## [SUPPLIED ENTRIES]
——
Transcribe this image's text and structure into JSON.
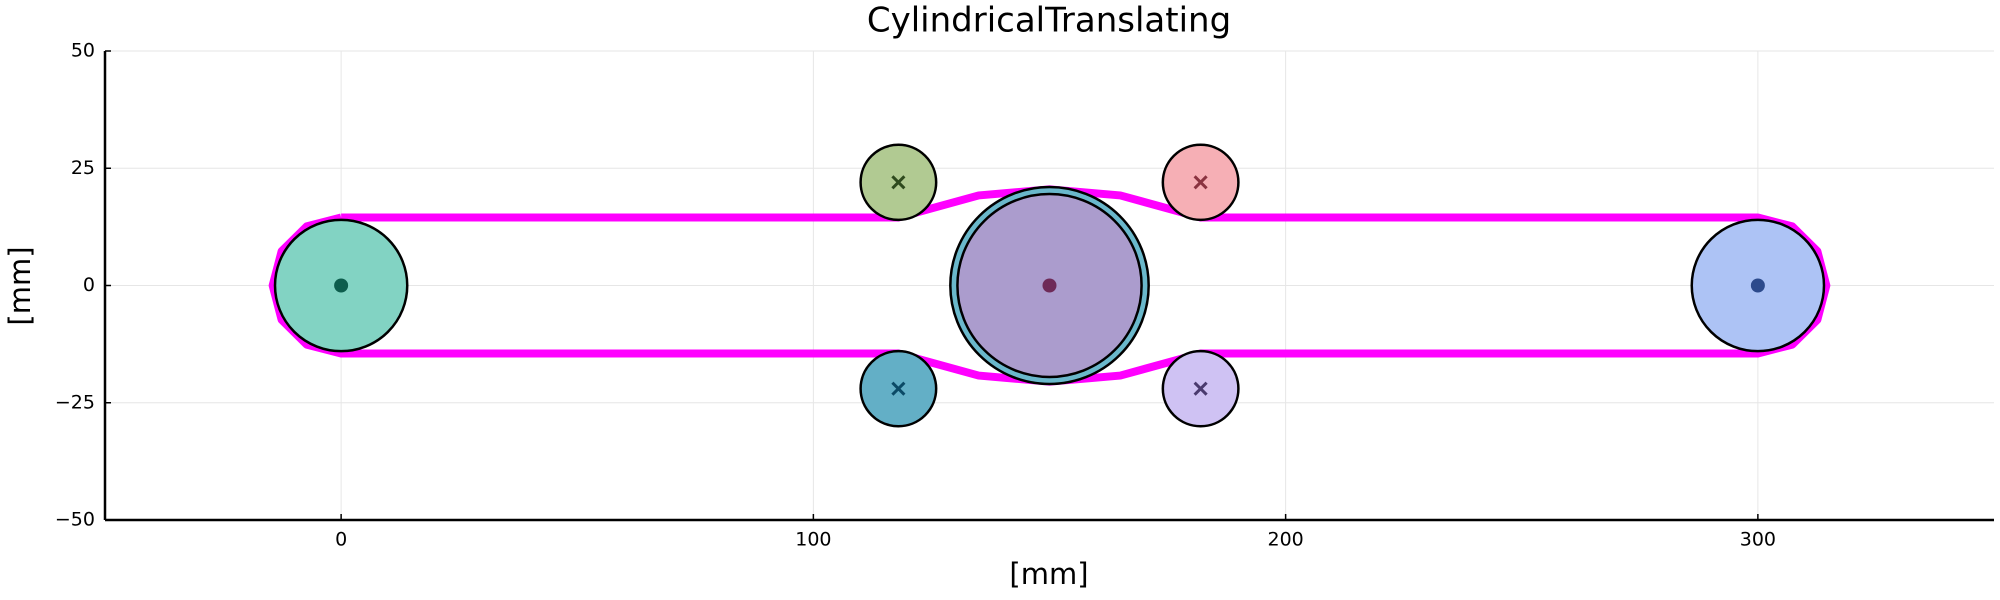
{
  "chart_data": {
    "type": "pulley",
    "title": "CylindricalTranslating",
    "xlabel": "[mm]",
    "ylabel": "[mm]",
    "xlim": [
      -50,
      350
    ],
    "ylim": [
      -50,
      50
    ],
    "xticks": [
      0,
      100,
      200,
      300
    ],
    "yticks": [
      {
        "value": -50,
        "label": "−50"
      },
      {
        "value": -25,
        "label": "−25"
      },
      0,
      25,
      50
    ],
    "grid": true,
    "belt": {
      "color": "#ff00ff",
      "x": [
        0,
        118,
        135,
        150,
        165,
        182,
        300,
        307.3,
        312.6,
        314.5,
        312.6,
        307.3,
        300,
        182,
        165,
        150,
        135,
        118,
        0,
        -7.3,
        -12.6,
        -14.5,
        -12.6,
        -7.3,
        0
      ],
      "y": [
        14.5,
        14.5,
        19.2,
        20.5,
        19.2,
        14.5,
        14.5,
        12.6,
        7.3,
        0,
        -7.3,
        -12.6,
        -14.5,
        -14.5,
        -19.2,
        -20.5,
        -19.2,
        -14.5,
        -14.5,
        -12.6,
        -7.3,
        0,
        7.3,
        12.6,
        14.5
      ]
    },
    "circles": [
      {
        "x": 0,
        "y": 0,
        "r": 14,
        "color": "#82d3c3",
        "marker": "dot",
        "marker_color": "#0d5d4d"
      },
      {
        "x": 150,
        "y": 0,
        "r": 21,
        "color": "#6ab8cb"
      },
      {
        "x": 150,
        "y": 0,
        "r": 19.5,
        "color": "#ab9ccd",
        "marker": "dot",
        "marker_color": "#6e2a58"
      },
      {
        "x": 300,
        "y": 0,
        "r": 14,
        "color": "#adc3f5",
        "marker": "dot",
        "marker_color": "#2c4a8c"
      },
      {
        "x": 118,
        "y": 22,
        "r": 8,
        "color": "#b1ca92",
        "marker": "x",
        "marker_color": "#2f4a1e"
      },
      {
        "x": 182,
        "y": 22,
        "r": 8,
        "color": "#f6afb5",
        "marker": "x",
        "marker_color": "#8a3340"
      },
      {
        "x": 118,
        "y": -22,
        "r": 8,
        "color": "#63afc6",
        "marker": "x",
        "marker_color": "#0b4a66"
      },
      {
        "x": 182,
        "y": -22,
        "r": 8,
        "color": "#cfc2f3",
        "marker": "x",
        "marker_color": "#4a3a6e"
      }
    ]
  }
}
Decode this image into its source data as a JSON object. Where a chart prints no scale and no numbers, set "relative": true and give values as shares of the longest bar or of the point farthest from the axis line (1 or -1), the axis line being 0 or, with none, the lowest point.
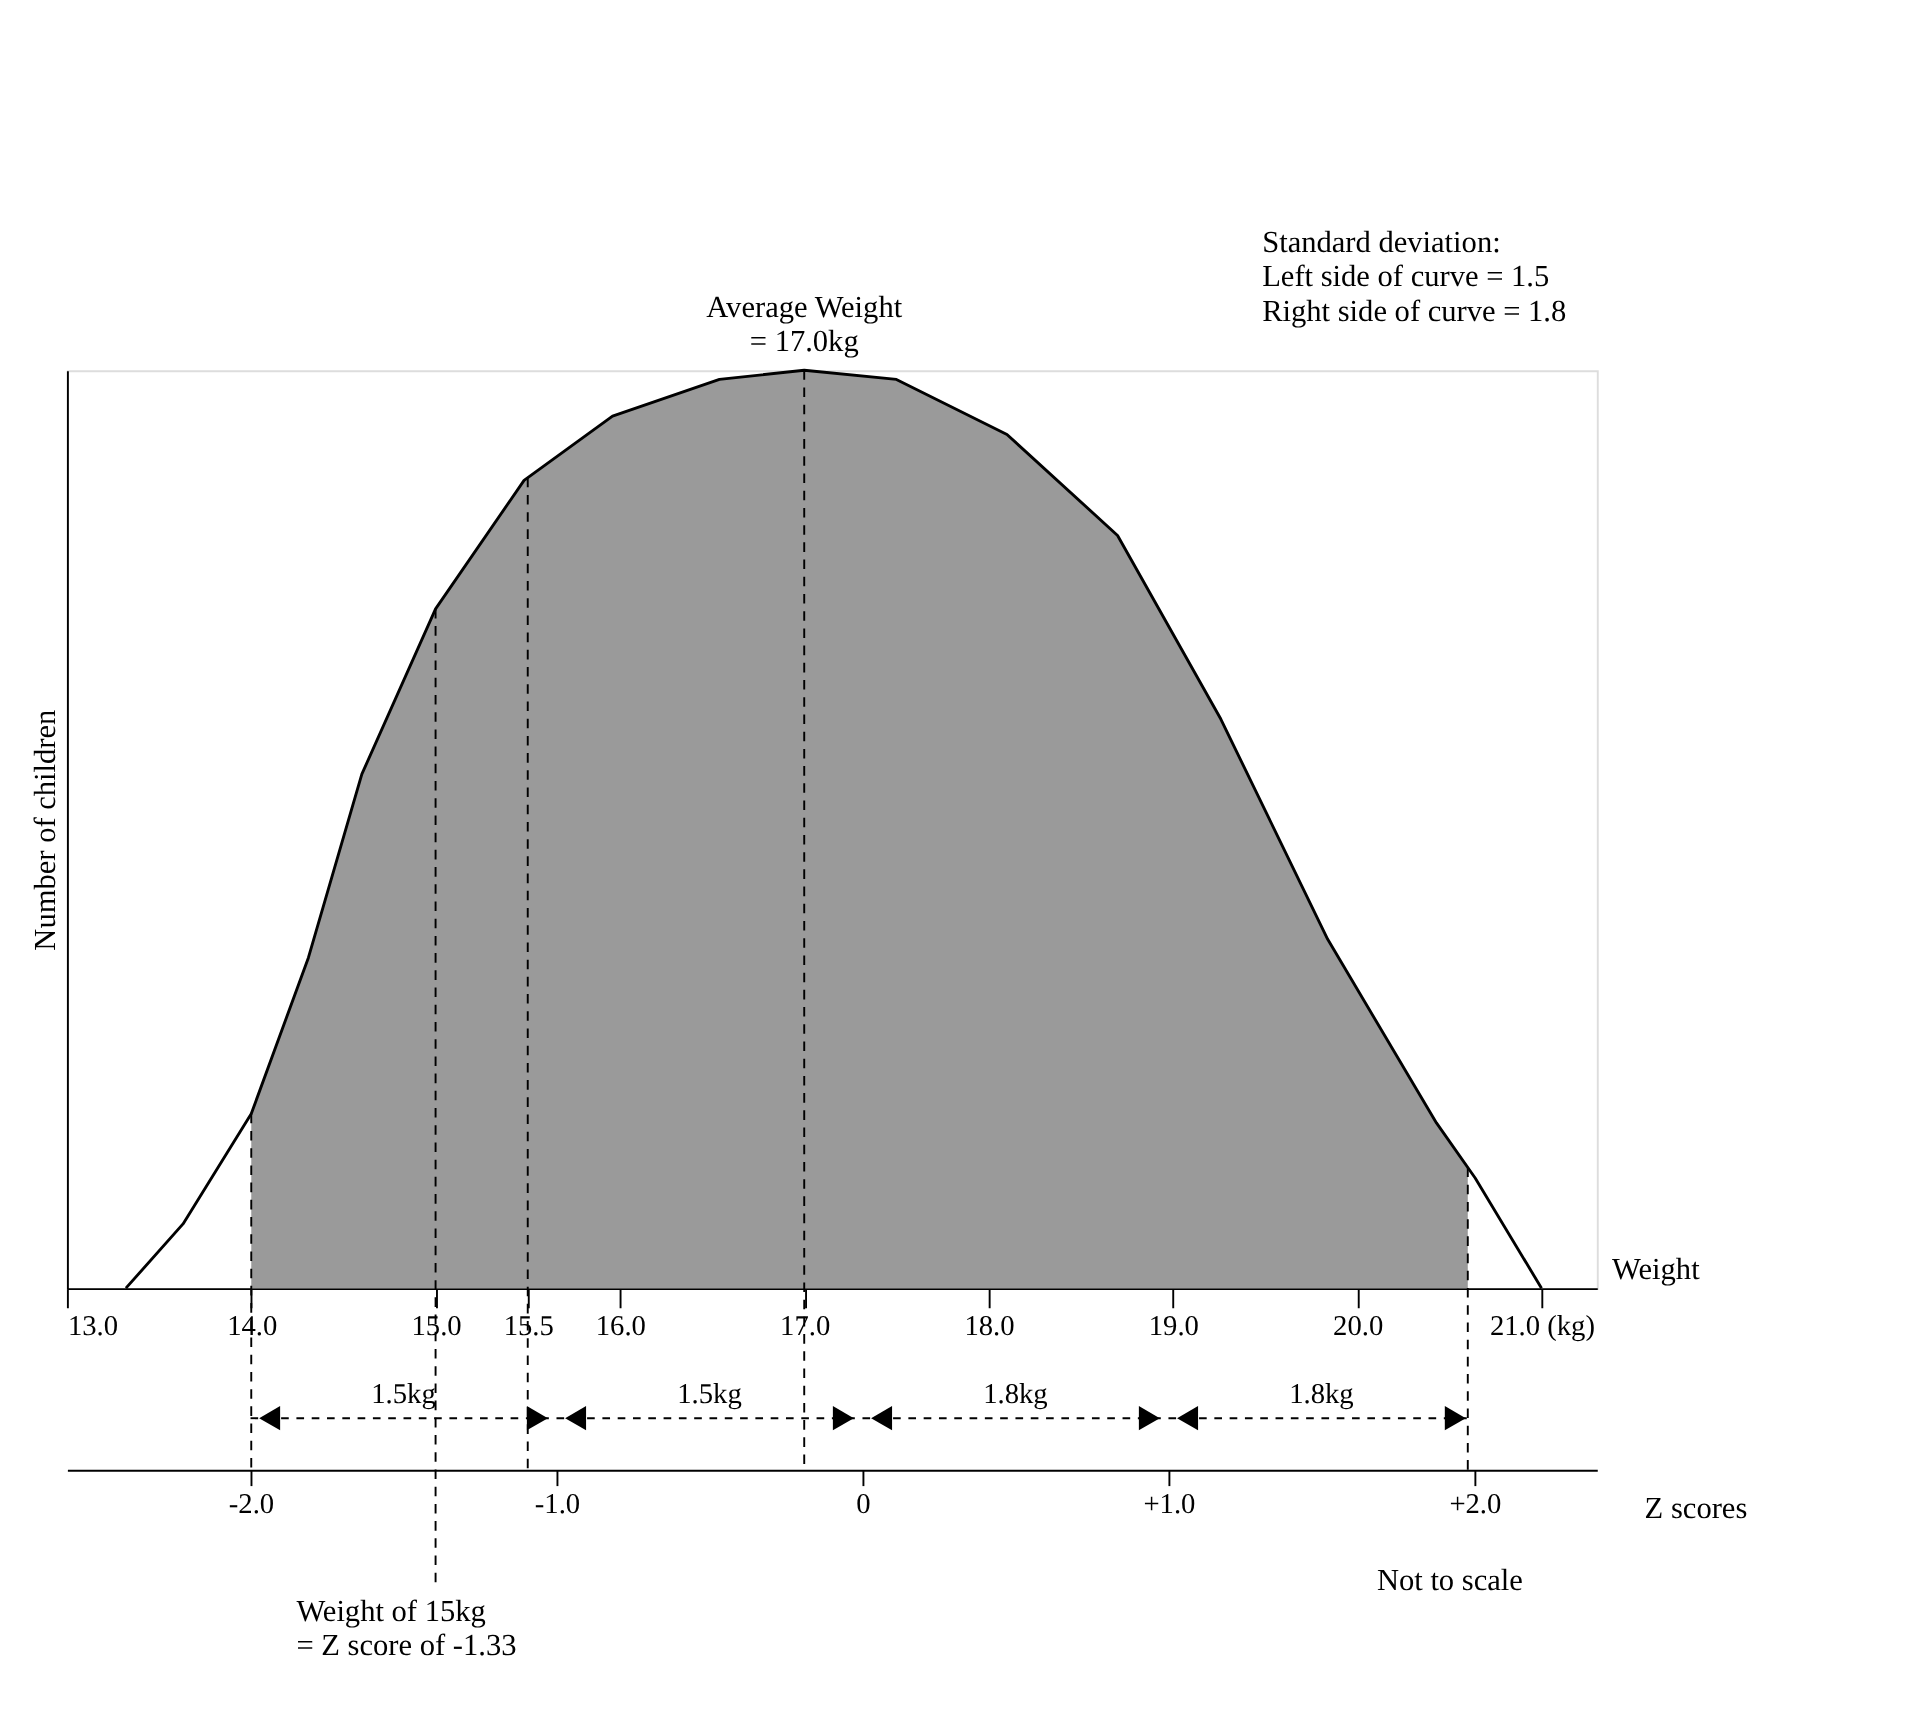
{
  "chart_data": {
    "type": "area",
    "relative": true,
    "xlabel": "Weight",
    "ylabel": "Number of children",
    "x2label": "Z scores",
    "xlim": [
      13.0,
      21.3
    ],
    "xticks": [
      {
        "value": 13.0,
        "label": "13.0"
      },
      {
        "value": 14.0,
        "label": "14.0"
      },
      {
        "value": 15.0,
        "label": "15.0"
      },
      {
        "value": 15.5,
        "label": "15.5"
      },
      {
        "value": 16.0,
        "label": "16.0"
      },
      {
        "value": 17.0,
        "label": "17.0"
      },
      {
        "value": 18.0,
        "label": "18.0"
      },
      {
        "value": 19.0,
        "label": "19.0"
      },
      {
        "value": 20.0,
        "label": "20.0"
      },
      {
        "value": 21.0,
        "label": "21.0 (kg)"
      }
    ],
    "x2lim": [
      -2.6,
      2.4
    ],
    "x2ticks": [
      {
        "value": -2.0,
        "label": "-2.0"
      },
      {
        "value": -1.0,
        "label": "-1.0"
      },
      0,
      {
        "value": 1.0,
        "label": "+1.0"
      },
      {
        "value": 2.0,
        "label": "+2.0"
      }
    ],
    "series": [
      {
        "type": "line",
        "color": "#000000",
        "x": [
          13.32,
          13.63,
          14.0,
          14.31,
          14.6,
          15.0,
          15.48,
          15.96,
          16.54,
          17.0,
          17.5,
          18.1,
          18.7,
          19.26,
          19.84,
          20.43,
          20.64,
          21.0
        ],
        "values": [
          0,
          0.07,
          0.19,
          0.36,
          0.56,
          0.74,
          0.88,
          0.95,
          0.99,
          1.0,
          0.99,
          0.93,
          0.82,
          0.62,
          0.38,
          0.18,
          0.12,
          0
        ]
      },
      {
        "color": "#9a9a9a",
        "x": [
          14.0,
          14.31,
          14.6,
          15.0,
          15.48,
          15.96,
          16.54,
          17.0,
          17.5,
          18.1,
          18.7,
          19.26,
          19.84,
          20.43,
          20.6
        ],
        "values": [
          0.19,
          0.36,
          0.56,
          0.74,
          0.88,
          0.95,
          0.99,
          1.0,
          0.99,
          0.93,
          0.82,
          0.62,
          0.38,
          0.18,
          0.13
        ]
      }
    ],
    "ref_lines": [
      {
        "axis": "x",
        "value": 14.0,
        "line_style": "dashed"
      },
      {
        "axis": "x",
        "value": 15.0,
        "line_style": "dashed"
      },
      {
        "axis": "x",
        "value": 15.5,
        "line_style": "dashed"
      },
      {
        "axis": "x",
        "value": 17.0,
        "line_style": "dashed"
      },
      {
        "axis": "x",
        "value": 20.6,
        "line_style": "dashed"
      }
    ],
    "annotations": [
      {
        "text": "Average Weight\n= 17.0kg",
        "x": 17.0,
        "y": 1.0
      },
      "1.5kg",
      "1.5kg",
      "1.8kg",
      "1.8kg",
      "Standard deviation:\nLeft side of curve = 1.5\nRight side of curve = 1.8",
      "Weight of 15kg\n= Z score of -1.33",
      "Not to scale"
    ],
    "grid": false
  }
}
——
## [WHAT TO WORK ON]
Copy the whole listing above word for word but do not carry over the pictures.

## [CORRECT OUTPUT]
Transcribe this image's text and structure into JSON.
{
  "chart_data": {
    "type": "pulley",
    "title": "CylindricalTranslating",
    "xlabel": "[mm]",
    "ylabel": "[mm]",
    "xlim": [
      -50,
      350
    ],
    "ylim": [
      -50,
      50
    ],
    "xticks": [
      0,
      100,
      200,
      300
    ],
    "yticks": [
      {
        "value": -50,
        "label": "−50"
      },
      {
        "value": -25,
        "label": "−25"
      },
      0,
      25,
      50
    ],
    "grid": true,
    "belt": {
      "color": "#ff00ff",
      "x": [
        0,
        118,
        135,
        150,
        165,
        182,
        300,
        307.3,
        312.6,
        314.5,
        312.6,
        307.3,
        300,
        182,
        165,
        150,
        135,
        118,
        0,
        -7.3,
        -12.6,
        -14.5,
        -12.6,
        -7.3,
        0
      ],
      "y": [
        14.5,
        14.5,
        19.2,
        20.5,
        19.2,
        14.5,
        14.5,
        12.6,
        7.3,
        0,
        -7.3,
        -12.6,
        -14.5,
        -14.5,
        -19.2,
        -20.5,
        -19.2,
        -14.5,
        -14.5,
        -12.6,
        -7.3,
        0,
        7.3,
        12.6,
        14.5
      ]
    },
    "circles": [
      {
        "x": 0,
        "y": 0,
        "r": 14,
        "color": "#82d3c3",
        "marker": "dot",
        "marker_color": "#0d5d4d"
      },
      {
        "x": 150,
        "y": 0,
        "r": 21,
        "color": "#6ab8cb"
      },
      {
        "x": 150,
        "y": 0,
        "r": 19.5,
        "color": "#ab9ccd",
        "marker": "dot",
        "marker_color": "#6e2a58"
      },
      {
        "x": 300,
        "y": 0,
        "r": 14,
        "color": "#adc3f5",
        "marker": "dot",
        "marker_color": "#2c4a8c"
      },
      {
        "x": 118,
        "y": 22,
        "r": 8,
        "color": "#b1ca92",
        "marker": "x",
        "marker_color": "#2f4a1e"
      },
      {
        "x": 182,
        "y": 22,
        "r": 8,
        "color": "#f6afb5",
        "marker": "x",
        "marker_color": "#8a3340"
      },
      {
        "x": 118,
        "y": -22,
        "r": 8,
        "color": "#63afc6",
        "marker": "x",
        "marker_color": "#0b4a66"
      },
      {
        "x": 182,
        "y": -22,
        "r": 8,
        "color": "#cfc2f3",
        "marker": "x",
        "marker_color": "#4a3a6e"
      }
    ]
  }
}
Decode this image into its source data as a JSON object. Where a chart prints no scale and no numbers, set "relative": true and give values as shares of the longest bar or of the point farthest from the axis line (1 or -1), the axis line being 0 or, with none, the lowest point.
{
  "chart_data": {
    "type": "area",
    "relative": true,
    "xlabel": "Weight",
    "ylabel": "Number of children",
    "x2label": "Z scores",
    "xlim": [
      13.0,
      21.3
    ],
    "xticks": [
      {
        "value": 13.0,
        "label": "13.0"
      },
      {
        "value": 14.0,
        "label": "14.0"
      },
      {
        "value": 15.0,
        "label": "15.0"
      },
      {
        "value": 15.5,
        "label": "15.5"
      },
      {
        "value": 16.0,
        "label": "16.0"
      },
      {
        "value": 17.0,
        "label": "17.0"
      },
      {
        "value": 18.0,
        "label": "18.0"
      },
      {
        "value": 19.0,
        "label": "19.0"
      },
      {
        "value": 20.0,
        "label": "20.0"
      },
      {
        "value": 21.0,
        "label": "21.0 (kg)"
      }
    ],
    "x2lim": [
      -2.6,
      2.4
    ],
    "x2ticks": [
      {
        "value": -2.0,
        "label": "-2.0"
      },
      {
        "value": -1.0,
        "label": "-1.0"
      },
      0,
      {
        "value": 1.0,
        "label": "+1.0"
      },
      {
        "value": 2.0,
        "label": "+2.0"
      }
    ],
    "series": [
      {
        "type": "line",
        "color": "#000000",
        "x": [
          13.32,
          13.63,
          14.0,
          14.31,
          14.6,
          15.0,
          15.48,
          15.96,
          16.54,
          17.0,
          17.5,
          18.1,
          18.7,
          19.26,
          19.84,
          20.43,
          20.64,
          21.0
        ],
        "values": [
          0,
          0.07,
          0.19,
          0.36,
          0.56,
          0.74,
          0.88,
          0.95,
          0.99,
          1.0,
          0.99,
          0.93,
          0.82,
          0.62,
          0.38,
          0.18,
          0.12,
          0
        ]
      },
      {
        "color": "#9a9a9a",
        "x": [
          14.0,
          14.31,
          14.6,
          15.0,
          15.48,
          15.96,
          16.54,
          17.0,
          17.5,
          18.1,
          18.7,
          19.26,
          19.84,
          20.43,
          20.6
        ],
        "values": [
          0.19,
          0.36,
          0.56,
          0.74,
          0.88,
          0.95,
          0.99,
          1.0,
          0.99,
          0.93,
          0.82,
          0.62,
          0.38,
          0.18,
          0.13
        ]
      }
    ],
    "ref_lines": [
      {
        "axis": "x",
        "value": 14.0,
        "line_style": "dashed"
      },
      {
        "axis": "x",
        "value": 15.0,
        "line_style": "dashed"
      },
      {
        "axis": "x",
        "value": 15.5,
        "line_style": "dashed"
      },
      {
        "axis": "x",
        "value": 17.0,
        "line_style": "dashed"
      },
      {
        "axis": "x",
        "value": 20.6,
        "line_style": "dashed"
      }
    ],
    "annotations": [
      {
        "text": "Average Weight\n= 17.0kg",
        "x": 17.0,
        "y": 1.0
      },
      "1.5kg",
      "1.5kg",
      "1.8kg",
      "1.8kg",
      "Standard deviation:\nLeft side of curve = 1.5\nRight side of curve = 1.8",
      "Weight of 15kg\n= Z score of -1.33",
      "Not to scale"
    ],
    "grid": false
  }
}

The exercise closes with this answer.